--- Start Records to process ---
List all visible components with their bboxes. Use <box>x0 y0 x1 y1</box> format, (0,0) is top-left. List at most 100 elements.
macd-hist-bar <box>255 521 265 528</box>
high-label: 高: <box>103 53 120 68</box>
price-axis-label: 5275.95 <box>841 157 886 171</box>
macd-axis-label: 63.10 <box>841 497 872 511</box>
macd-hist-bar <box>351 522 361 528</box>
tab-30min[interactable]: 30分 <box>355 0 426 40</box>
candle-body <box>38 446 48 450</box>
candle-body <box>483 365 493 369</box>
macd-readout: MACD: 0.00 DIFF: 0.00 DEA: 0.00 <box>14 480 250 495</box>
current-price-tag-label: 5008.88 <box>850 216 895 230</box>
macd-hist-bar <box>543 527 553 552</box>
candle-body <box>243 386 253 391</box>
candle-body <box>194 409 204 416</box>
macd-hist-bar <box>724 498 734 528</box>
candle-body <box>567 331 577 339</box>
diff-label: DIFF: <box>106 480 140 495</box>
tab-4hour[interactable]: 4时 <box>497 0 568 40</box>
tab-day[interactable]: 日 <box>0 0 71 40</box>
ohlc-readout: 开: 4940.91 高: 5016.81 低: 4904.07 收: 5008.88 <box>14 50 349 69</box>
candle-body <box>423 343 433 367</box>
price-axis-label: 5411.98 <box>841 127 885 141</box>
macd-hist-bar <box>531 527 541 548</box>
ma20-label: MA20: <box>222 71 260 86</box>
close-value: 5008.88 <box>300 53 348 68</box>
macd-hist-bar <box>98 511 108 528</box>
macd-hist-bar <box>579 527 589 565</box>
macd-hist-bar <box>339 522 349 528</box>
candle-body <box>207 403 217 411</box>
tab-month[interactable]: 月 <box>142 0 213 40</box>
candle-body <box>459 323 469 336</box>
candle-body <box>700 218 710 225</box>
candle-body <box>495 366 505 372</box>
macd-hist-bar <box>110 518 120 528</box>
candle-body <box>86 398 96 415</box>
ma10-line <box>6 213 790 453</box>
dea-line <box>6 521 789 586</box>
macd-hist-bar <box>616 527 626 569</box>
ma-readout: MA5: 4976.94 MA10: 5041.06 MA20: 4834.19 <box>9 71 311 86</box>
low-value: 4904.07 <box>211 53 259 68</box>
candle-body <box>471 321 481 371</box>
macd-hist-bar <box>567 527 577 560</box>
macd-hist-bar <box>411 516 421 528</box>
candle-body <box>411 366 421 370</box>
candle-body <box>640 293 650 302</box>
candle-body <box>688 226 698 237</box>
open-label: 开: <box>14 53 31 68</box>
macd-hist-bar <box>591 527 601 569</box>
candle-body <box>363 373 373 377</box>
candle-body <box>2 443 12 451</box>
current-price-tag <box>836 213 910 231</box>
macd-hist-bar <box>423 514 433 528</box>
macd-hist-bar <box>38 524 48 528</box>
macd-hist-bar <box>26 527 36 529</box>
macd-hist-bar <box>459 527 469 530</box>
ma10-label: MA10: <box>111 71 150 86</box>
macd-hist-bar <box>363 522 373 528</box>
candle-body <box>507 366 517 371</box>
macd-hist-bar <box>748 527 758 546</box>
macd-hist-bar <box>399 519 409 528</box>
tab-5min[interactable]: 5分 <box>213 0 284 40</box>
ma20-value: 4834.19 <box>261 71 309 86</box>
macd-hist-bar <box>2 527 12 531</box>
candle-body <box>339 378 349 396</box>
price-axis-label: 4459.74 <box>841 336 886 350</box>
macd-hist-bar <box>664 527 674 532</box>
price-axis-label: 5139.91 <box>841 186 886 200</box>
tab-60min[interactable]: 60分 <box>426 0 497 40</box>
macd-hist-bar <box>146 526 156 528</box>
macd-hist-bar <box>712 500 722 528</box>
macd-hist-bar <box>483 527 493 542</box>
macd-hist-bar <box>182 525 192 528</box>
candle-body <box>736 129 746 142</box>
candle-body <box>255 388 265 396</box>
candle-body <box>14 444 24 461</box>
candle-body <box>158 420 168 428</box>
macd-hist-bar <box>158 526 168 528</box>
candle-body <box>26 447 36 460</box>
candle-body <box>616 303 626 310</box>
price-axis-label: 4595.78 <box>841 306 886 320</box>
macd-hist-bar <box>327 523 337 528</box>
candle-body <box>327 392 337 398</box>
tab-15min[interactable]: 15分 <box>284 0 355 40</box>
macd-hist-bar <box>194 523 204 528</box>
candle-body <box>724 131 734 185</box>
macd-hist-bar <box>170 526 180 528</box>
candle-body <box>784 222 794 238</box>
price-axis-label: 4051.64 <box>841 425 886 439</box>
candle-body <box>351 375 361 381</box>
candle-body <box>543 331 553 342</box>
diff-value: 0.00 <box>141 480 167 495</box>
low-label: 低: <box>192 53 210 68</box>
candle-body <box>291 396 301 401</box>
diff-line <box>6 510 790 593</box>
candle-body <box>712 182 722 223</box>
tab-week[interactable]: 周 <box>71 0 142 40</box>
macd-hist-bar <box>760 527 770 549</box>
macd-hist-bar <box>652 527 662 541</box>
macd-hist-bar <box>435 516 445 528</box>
--- End Records to process ---
• [What you will do]
Copy out every line of the records above word for word.

• [Output for this task]
List all visible components with their bboxes. Use <box>x0 y0 x1 y1</box> format, (0,0) is top-left. List at most 100 elements.
macd-hist-bar <box>255 521 265 528</box>
high-label: 高: <box>103 53 120 68</box>
price-axis-label: 5275.95 <box>841 157 886 171</box>
macd-axis-label: 63.10 <box>841 497 872 511</box>
macd-hist-bar <box>351 522 361 528</box>
tab-30min[interactable]: 30分 <box>355 0 426 40</box>
candle-body <box>38 446 48 450</box>
candle-body <box>483 365 493 369</box>
macd-readout: MACD: 0.00 DIFF: 0.00 DEA: 0.00 <box>14 480 250 495</box>
current-price-tag-label: 5008.88 <box>850 216 895 230</box>
macd-hist-bar <box>543 527 553 552</box>
candle-body <box>243 386 253 391</box>
candle-body <box>194 409 204 416</box>
macd-hist-bar <box>724 498 734 528</box>
candle-body <box>567 331 577 339</box>
diff-label: DIFF: <box>106 480 140 495</box>
tab-4hour[interactable]: 4时 <box>497 0 568 40</box>
tab-day[interactable]: 日 <box>0 0 71 40</box>
ohlc-readout: 开: 4940.91 高: 5016.81 低: 4904.07 收: 5008.88 <box>14 50 349 69</box>
candle-body <box>423 343 433 367</box>
price-axis-label: 5411.98 <box>841 127 885 141</box>
macd-hist-bar <box>531 527 541 548</box>
ma20-label: MA20: <box>222 71 260 86</box>
close-value: 5008.88 <box>300 53 348 68</box>
macd-hist-bar <box>98 511 108 528</box>
macd-hist-bar <box>579 527 589 565</box>
macd-hist-bar <box>339 522 349 528</box>
candle-body <box>207 403 217 411</box>
tab-month[interactable]: 月 <box>142 0 213 40</box>
candle-body <box>459 323 469 336</box>
candle-body <box>700 218 710 225</box>
candle-body <box>495 366 505 372</box>
macd-hist-bar <box>110 518 120 528</box>
candle-body <box>86 398 96 415</box>
ma10-line <box>6 213 790 453</box>
dea-line <box>6 521 789 586</box>
macd-hist-bar <box>616 527 626 569</box>
ma-readout: MA5: 4976.94 MA10: 5041.06 MA20: 4834.19 <box>9 71 311 86</box>
low-value: 4904.07 <box>211 53 259 68</box>
candle-body <box>471 321 481 371</box>
macd-hist-bar <box>567 527 577 560</box>
macd-hist-bar <box>411 516 421 528</box>
candle-body <box>411 366 421 370</box>
candle-body <box>640 293 650 302</box>
candle-body <box>688 226 698 237</box>
open-label: 开: <box>14 53 31 68</box>
macd-hist-bar <box>591 527 601 569</box>
candle-body <box>363 373 373 377</box>
candle-body <box>2 443 12 451</box>
current-price-tag <box>836 213 910 231</box>
macd-hist-bar <box>423 514 433 528</box>
macd-hist-bar <box>38 524 48 528</box>
macd-hist-bar <box>26 527 36 529</box>
macd-hist-bar <box>459 527 469 530</box>
ma10-label: MA10: <box>111 71 150 86</box>
macd-hist-bar <box>363 522 373 528</box>
candle-body <box>507 366 517 371</box>
macd-hist-bar <box>748 527 758 546</box>
macd-hist-bar <box>399 519 409 528</box>
tab-5min[interactable]: 5分 <box>213 0 284 40</box>
ma20-value: 4834.19 <box>261 71 309 86</box>
macd-hist-bar <box>2 527 12 531</box>
candle-body <box>339 378 349 396</box>
price-axis-label: 4459.74 <box>841 336 886 350</box>
macd-hist-bar <box>664 527 674 532</box>
price-axis-label: 5139.91 <box>841 186 886 200</box>
tab-60min[interactable]: 60分 <box>426 0 497 40</box>
macd-hist-bar <box>146 526 156 528</box>
macd-hist-bar <box>712 500 722 528</box>
macd-hist-bar <box>483 527 493 542</box>
macd-hist-bar <box>182 525 192 528</box>
candle-body <box>736 129 746 142</box>
candle-body <box>255 388 265 396</box>
candle-body <box>14 444 24 461</box>
candle-body <box>158 420 168 428</box>
macd-hist-bar <box>158 526 168 528</box>
candle-body <box>26 447 36 460</box>
candle-body <box>616 303 626 310</box>
price-axis-label: 4595.78 <box>841 306 886 320</box>
macd-hist-bar <box>327 523 337 528</box>
candle-body <box>327 392 337 398</box>
tab-15min[interactable]: 15分 <box>284 0 355 40</box>
macd-hist-bar <box>194 523 204 528</box>
candle-body <box>724 131 734 185</box>
macd-hist-bar <box>170 526 180 528</box>
candle-body <box>784 222 794 238</box>
price-axis-label: 4051.64 <box>841 425 886 439</box>
candle-body <box>351 375 361 381</box>
candle-body <box>543 331 553 342</box>
diff-value: 0.00 <box>141 480 167 495</box>
low-label: 低: <box>192 53 210 68</box>
candle-body <box>291 396 301 401</box>
diff-line <box>6 510 790 593</box>
candle-body <box>712 182 722 223</box>
tab-week[interactable]: 周 <box>71 0 142 40</box>
macd-hist-bar <box>760 527 770 549</box>
macd-hist-bar <box>652 527 662 541</box>
macd-hist-bar <box>435 516 445 528</box>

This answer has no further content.